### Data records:
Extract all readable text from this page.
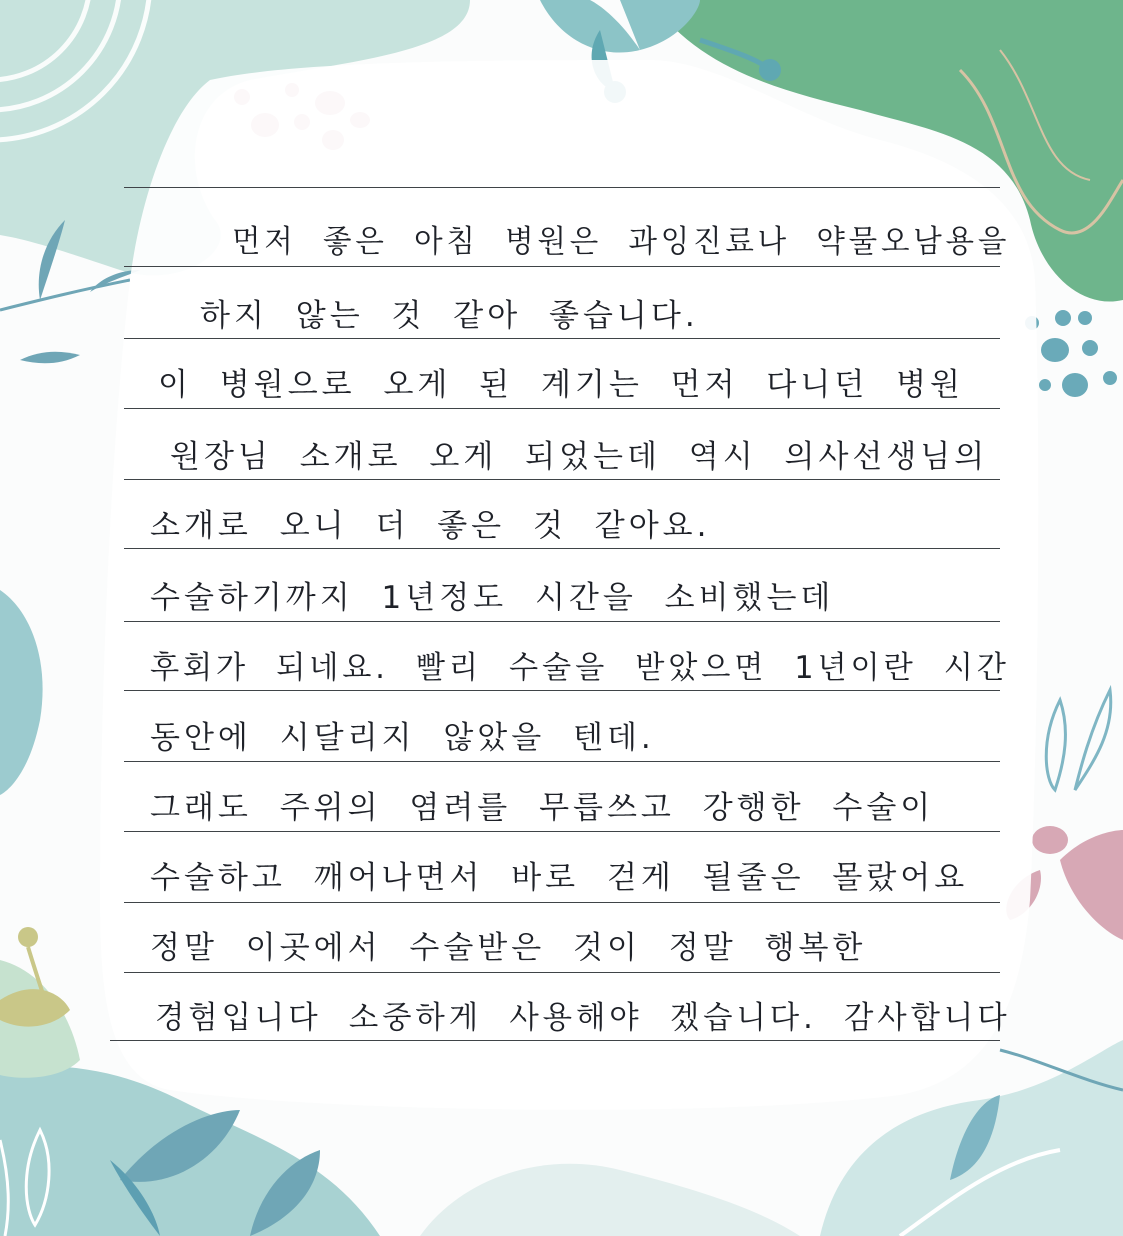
먼저 좋은 아침 병원은 과잉진료나 약물오남용을

하지 않는 것 같아 좋습니다.

이 병원으로 오게 된 계기는 먼저 다니던 병원

원장님 소개로 오게 되었는데 역시 의사선생님의

소개로 오니 더 좋은 것 같아요.

수술하기까지 1년정도 시간을 소비했는데

후회가 되네요. 빨리 수술을 받았으면 1년이란 시간

동안에 시달리지 않았을 텐데.

그래도 주위의 염려를 무릅쓰고 강행한 수술이

수술하고 깨어나면서 바로 걷게 될줄은 몰랐어요

정말 이곳에서 수술받은 것이 정말 행복한

경험입니다 소중하게 사용해야 겠습니다. 감사합니다
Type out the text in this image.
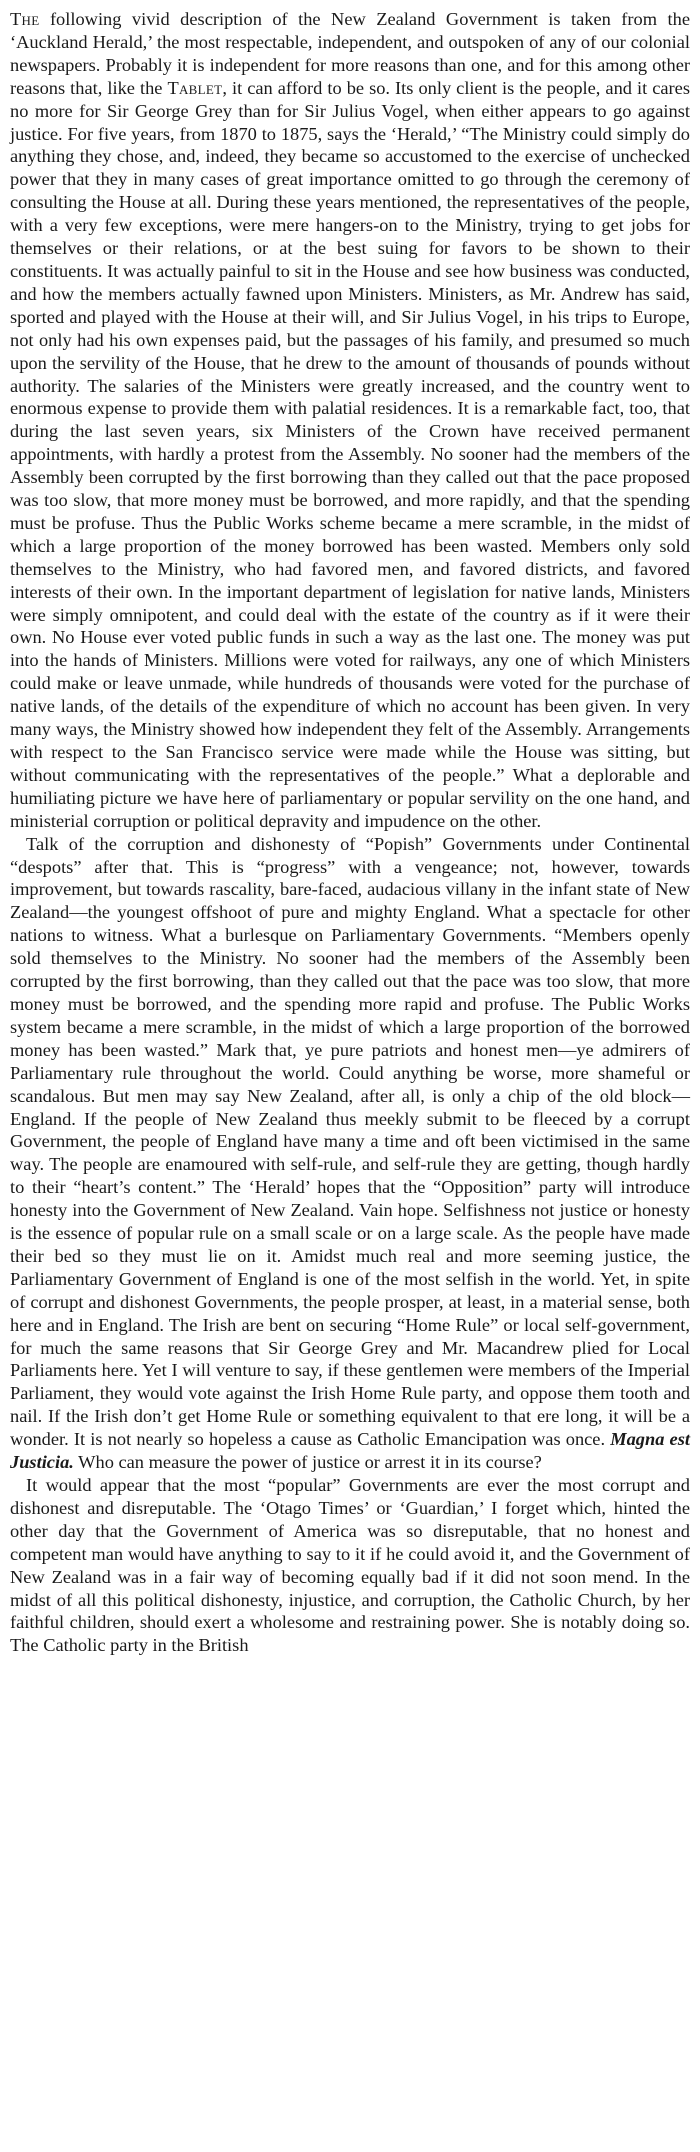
The following vivid description of the New Zealand Government is taken from the ‘Auckland Herald,’ the most respectable, independent, and outspoken of any of our colonial newspapers. Probably it is independent for more reasons than one, and for this among other reasons that, like the Tablet, it can afford to be so. Its only client is the people, and it cares no more for Sir George Grey than for Sir Julius Vogel, when either appears to go against justice. For five years, from 1870 to 1875, says the ‘Herald,’ “The Ministry could simply do anything they chose, and, indeed, they became so accustomed to the exercise of unchecked power that they in many cases of great importance omitted to go through the ceremony of consulting the House at all. During these years mentioned, the representatives of the people, with a very few exceptions, were mere hangers-on to the Ministry, trying to get jobs for themselves or their relations, or at the best suing for favors to be shown to their constituents. It was actually painful to sit in the House and see how business was conducted, and how the members actually fawned upon Ministers. Ministers, as Mr. Andrew has said, sported and played with the House at their will, and Sir Julius Vogel, in his trips to Europe, not only had his own expenses paid, but the passages of his family, and presumed so much upon the servility of the House, that he drew to the amount of thousands of pounds without authority. The salaries of the Ministers were greatly increased, and the country went to enormous expense to provide them with palatial residences. It is a remarkable fact, too, that during the last seven years, six Ministers of the Crown have received permanent appointments, with hardly a protest from the Assembly. No sooner had the members of the Assembly been corrupted by the first borrowing than they called out that the pace proposed was too slow, that more money must be borrowed, and more rapidly, and that the spending must be profuse. Thus the Public Works scheme became a mere scramble, in the midst of which a large proportion of the money borrowed has been wasted. Members only sold themselves to the Ministry, who had favored men, and favored districts, and favored interests of their own. In the important department of legislation for native lands, Ministers were simply omnipotent, and could deal with the estate of the country as if it were their own. No House ever voted public funds in such a way as the last one. The money was put into the hands of Ministers. Millions were voted for railways, any one of which Ministers could make or leave unmade, while hundreds of thousands were voted for the purchase of native lands, of the details of the expenditure of which no account has been given. In very many ways, the Ministry showed how independent they felt of the Assembly. Arrangements with respect to the San Francisco service were made while the House was sitting, but without communicating with the representatives of the people.” What a deplorable and humiliating picture we have here of parliamentary or popular servility on the one hand, and ministerial corruption or political depravity and impudence on the other.

Talk of the corruption and dishonesty of “Popish” Governments under Continental “despots” after that. This is “progress” with a vengeance; not, however, towards improvement, but towards rascality, bare-faced, audacious villany in the infant state of New Zealand—the youngest offshoot of pure and mighty England. What a spectacle for other nations to witness. What a burlesque on Parliamentary Governments. “Members openly sold themselves to the Ministry. No sooner had the members of the Assembly been corrupted by the first borrowing, than they called out that the pace was too slow, that more money must be borrowed, and the spending more rapid and profuse. The Public Works system became a mere scramble, in the midst of which a large proportion of the borrowed money has been wasted.” Mark that, ye pure patriots and honest men—ye admirers of Parliamentary rule throughout the world. Could anything be worse, more shameful or scandalous. But men may say New Zealand, after all, is only a chip of the old block—England. If the people of New Zealand thus meekly submit to be fleeced by a corrupt Government, the people of England have many a time and oft been victimised in the same way. The people are enamoured with self-rule, and self-rule they are getting, though hardly to their “heart’s content.” The ‘Herald’ hopes that the “Opposition” party will introduce honesty into the Government of New Zealand. Vain hope. Selfishness not justice or honesty is the essence of popular rule on a small scale or on a large scale. As the people have made their bed so they must lie on it. Amidst much real and more seeming justice, the Parliamentary Government of England is one of the most selfish in the world. Yet, in spite of corrupt and dishonest Governments, the people prosper, at least, in a material sense, both here and in England. The Irish are bent on securing “Home Rule” or local self-government, for much the same reasons that Sir George Grey and Mr. Macandrew plied for Local Parliaments here. Yet I will venture to say, if these gentlemen were members of the Imperial Parliament, they would vote against the Irish Home Rule party, and oppose them tooth and nail. If the Irish don’t get Home Rule or something equivalent to that ere long, it will be a wonder. It is not nearly so hopeless a cause as Catholic Emancipation was once. Magna est Justicia. Who can measure the power of justice or arrest it in its course?

It would appear that the most “popular” Governments are ever the most corrupt and dishonest and disreputable. The ‘Otago Times’ or ‘Guardian,’ I forget which, hinted the other day that the Government of America was so disreputable, that no honest and competent man would have anything to say to it if he could avoid it, and the Government of New Zealand was in a fair way of becoming equally bad if it did not soon mend. In the midst of all this political dishonesty, injustice, and corruption, the Catholic Church, by her faithful children, should exert a wholesome and restraining power. She is notably doing so. The Catholic party in the British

### Exercise:
Identify each line in the records above that contains the word "text", and copy it out in full.

### Response:
Extract all readable text from this page.
Type out the text in this image.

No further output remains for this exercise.